* **DIRECTION**:
Identify each line below containing the string "produce" and copy it.

* **DATA SUPPLIED**:
---+---
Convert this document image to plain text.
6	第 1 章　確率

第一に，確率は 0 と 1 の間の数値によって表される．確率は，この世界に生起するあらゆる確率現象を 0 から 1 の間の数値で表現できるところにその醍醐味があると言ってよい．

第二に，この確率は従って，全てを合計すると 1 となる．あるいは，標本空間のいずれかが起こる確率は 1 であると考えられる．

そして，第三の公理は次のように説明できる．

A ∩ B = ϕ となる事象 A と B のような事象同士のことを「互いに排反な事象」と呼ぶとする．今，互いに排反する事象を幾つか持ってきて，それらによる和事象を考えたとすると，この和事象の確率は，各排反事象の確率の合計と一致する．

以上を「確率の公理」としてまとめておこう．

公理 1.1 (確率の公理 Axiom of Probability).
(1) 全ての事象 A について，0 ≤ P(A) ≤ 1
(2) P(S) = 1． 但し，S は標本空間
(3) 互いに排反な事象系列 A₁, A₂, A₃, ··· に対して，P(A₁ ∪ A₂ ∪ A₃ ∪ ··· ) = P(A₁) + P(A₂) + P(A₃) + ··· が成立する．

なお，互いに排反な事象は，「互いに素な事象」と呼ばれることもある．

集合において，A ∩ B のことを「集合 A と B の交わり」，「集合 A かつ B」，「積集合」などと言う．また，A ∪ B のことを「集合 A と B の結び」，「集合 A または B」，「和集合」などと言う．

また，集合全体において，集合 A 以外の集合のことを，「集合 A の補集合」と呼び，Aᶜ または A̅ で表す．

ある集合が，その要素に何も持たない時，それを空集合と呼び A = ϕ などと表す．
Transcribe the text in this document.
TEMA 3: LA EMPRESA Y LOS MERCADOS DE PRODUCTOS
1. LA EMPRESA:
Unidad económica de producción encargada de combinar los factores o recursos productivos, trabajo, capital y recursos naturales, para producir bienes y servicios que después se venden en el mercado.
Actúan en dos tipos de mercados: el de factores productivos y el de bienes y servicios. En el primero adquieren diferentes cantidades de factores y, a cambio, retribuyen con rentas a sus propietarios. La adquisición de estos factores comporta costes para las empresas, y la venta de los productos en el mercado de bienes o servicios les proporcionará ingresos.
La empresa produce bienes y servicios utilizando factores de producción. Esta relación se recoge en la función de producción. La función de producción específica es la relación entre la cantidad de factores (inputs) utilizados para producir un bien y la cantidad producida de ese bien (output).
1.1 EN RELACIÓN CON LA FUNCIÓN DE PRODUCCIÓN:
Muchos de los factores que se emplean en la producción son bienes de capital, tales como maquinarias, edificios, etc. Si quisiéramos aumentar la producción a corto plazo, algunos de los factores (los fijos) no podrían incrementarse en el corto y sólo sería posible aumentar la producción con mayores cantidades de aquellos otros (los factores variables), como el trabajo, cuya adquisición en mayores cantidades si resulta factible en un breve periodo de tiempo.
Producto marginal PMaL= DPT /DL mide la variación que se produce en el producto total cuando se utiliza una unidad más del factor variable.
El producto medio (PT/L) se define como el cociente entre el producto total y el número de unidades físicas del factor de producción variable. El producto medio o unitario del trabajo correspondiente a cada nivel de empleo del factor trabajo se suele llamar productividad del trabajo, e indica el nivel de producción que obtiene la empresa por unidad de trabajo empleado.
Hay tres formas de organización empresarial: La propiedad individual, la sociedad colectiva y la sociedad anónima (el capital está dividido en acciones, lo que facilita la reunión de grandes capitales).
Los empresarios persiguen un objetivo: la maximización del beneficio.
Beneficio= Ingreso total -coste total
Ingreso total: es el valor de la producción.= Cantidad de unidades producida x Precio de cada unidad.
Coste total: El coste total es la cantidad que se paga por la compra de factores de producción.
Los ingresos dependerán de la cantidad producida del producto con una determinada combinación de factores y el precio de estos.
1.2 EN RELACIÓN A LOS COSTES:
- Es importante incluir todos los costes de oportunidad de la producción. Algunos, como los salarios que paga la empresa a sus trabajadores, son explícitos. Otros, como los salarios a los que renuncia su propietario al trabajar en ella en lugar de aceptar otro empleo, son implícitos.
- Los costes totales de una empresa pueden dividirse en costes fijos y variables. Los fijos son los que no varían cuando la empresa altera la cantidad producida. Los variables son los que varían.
---+---
* **FINAL RESULT**:
La empresa produce bienes y servicios utilizando factores de producción. Esta relación se recoge en la función de producción. La función de producción específica es la relación entre la cantidad de factores (inputs) utilizados para producir un bien y la cantidad producida de ese bien (output).
Producto marginal PMaL= DPT /DL mide la variación que se produce en el producto total cuando se utiliza una unidad más del factor variable.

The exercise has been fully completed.